Raw data –

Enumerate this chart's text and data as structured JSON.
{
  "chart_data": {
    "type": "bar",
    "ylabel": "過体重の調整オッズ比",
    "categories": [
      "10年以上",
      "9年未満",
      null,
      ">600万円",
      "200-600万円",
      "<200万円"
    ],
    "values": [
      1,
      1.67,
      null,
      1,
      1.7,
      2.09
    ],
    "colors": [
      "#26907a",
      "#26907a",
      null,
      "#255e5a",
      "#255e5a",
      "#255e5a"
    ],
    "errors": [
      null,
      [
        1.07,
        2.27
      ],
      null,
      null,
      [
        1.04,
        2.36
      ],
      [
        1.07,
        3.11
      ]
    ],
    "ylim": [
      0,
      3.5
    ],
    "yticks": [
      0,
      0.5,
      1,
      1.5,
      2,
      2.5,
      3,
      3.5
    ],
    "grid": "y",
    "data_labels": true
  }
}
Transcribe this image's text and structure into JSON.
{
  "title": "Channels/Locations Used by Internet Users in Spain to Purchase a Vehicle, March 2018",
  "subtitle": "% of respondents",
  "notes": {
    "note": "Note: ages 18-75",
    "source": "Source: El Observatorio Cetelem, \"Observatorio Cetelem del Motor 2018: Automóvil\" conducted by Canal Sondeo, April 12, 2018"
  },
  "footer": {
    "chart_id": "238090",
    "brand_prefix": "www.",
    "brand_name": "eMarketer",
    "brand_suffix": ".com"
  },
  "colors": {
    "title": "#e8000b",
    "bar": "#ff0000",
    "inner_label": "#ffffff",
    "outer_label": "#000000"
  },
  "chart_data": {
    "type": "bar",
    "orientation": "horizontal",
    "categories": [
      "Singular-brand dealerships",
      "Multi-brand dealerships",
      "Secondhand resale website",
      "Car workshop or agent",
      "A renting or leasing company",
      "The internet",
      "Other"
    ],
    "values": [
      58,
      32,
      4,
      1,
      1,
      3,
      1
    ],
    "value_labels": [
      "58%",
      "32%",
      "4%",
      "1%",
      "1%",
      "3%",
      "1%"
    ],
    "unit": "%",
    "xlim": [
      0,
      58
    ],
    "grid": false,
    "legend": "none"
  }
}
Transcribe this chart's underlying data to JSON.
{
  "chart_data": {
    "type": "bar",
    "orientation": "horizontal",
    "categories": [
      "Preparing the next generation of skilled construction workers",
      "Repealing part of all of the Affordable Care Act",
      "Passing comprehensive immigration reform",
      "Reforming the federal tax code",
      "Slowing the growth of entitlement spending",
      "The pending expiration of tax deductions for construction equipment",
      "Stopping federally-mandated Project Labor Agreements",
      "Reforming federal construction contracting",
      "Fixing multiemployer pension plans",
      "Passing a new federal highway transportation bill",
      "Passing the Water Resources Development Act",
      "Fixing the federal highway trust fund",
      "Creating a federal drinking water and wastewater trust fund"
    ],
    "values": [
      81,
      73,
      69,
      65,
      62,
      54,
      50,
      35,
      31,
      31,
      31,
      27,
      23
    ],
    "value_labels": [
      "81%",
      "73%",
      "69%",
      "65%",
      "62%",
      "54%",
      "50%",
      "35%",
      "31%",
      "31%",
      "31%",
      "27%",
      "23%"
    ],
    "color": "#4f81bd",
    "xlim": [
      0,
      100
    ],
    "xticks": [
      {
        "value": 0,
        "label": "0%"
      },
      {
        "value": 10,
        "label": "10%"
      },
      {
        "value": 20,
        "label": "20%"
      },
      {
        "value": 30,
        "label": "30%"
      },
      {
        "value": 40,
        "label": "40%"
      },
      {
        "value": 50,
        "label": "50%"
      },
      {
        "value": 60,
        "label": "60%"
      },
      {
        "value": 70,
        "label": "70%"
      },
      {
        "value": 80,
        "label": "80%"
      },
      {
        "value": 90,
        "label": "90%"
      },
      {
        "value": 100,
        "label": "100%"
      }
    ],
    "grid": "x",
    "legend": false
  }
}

The exercise – Return what is listed above, exactly and completely.

Solution to the problem –
Enumerate this chart's text and data as structured JSON.
{
  "chart_data": {
    "type": "bar",
    "ylabel": "過体重の調整オッズ比",
    "categories": [
      "10年以上",
      "9年未満",
      null,
      ">600万円",
      "200-600万円",
      "<200万円"
    ],
    "values": [
      1,
      1.67,
      null,
      1,
      1.7,
      2.09
    ],
    "colors": [
      "#26907a",
      "#26907a",
      null,
      "#255e5a",
      "#255e5a",
      "#255e5a"
    ],
    "errors": [
      null,
      [
        1.07,
        2.27
      ],
      null,
      null,
      [
        1.04,
        2.36
      ],
      [
        1.07,
        3.11
      ]
    ],
    "ylim": [
      0,
      3.5
    ],
    "yticks": [
      0,
      0.5,
      1,
      1.5,
      2,
      2.5,
      3,
      3.5
    ],
    "grid": "y",
    "data_labels": true
  }
}
Transcribe this image's text and structure into JSON.
{
  "title": "Channels/Locations Used by Internet Users in Spain to Purchase a Vehicle, March 2018",
  "subtitle": "% of respondents",
  "notes": {
    "note": "Note: ages 18-75",
    "source": "Source: El Observatorio Cetelem, \"Observatorio Cetelem del Motor 2018: Automóvil\" conducted by Canal Sondeo, April 12, 2018"
  },
  "footer": {
    "chart_id": "238090",
    "brand_prefix": "www.",
    "brand_name": "eMarketer",
    "brand_suffix": ".com"
  },
  "colors": {
    "title": "#e8000b",
    "bar": "#ff0000",
    "inner_label": "#ffffff",
    "outer_label": "#000000"
  },
  "chart_data": {
    "type": "bar",
    "orientation": "horizontal",
    "categories": [
      "Singular-brand dealerships",
      "Multi-brand dealerships",
      "Secondhand resale website",
      "Car workshop or agent",
      "A renting or leasing company",
      "The internet",
      "Other"
    ],
    "values": [
      58,
      32,
      4,
      1,
      1,
      3,
      1
    ],
    "value_labels": [
      "58%",
      "32%",
      "4%",
      "1%",
      "1%",
      "3%",
      "1%"
    ],
    "unit": "%",
    "xlim": [
      0,
      58
    ],
    "grid": false,
    "legend": "none"
  }
}
Transcribe this chart's underlying data to JSON.
{
  "chart_data": {
    "type": "bar",
    "orientation": "horizontal",
    "categories": [
      "Preparing the next generation of skilled construction workers",
      "Repealing part of all of the Affordable Care Act",
      "Passing comprehensive immigration reform",
      "Reforming the federal tax code",
      "Slowing the growth of entitlement spending",
      "The pending expiration of tax deductions for construction equipment",
      "Stopping federally-mandated Project Labor Agreements",
      "Reforming federal construction contracting",
      "Fixing multiemployer pension plans",
      "Passing a new federal highway transportation bill",
      "Passing the Water Resources Development Act",
      "Fixing the federal highway trust fund",
      "Creating a federal drinking water and wastewater trust fund"
    ],
    "values": [
      81,
      73,
      69,
      65,
      62,
      54,
      50,
      35,
      31,
      31,
      31,
      27,
      23
    ],
    "value_labels": [
      "81%",
      "73%",
      "69%",
      "65%",
      "62%",
      "54%",
      "50%",
      "35%",
      "31%",
      "31%",
      "31%",
      "27%",
      "23%"
    ],
    "color": "#4f81bd",
    "xlim": [
      0,
      100
    ],
    "xticks": [
      {
        "value": 0,
        "label": "0%"
      },
      {
        "value": 10,
        "label": "10%"
      },
      {
        "value": 20,
        "label": "20%"
      },
      {
        "value": 30,
        "label": "30%"
      },
      {
        "value": 40,
        "label": "40%"
      },
      {
        "value": 50,
        "label": "50%"
      },
      {
        "value": 60,
        "label": "60%"
      },
      {
        "value": 70,
        "label": "70%"
      },
      {
        "value": 80,
        "label": "80%"
      },
      {
        "value": 90,
        "label": "90%"
      },
      {
        "value": 100,
        "label": "100%"
      }
    ],
    "grid": "x",
    "legend": false
  }
}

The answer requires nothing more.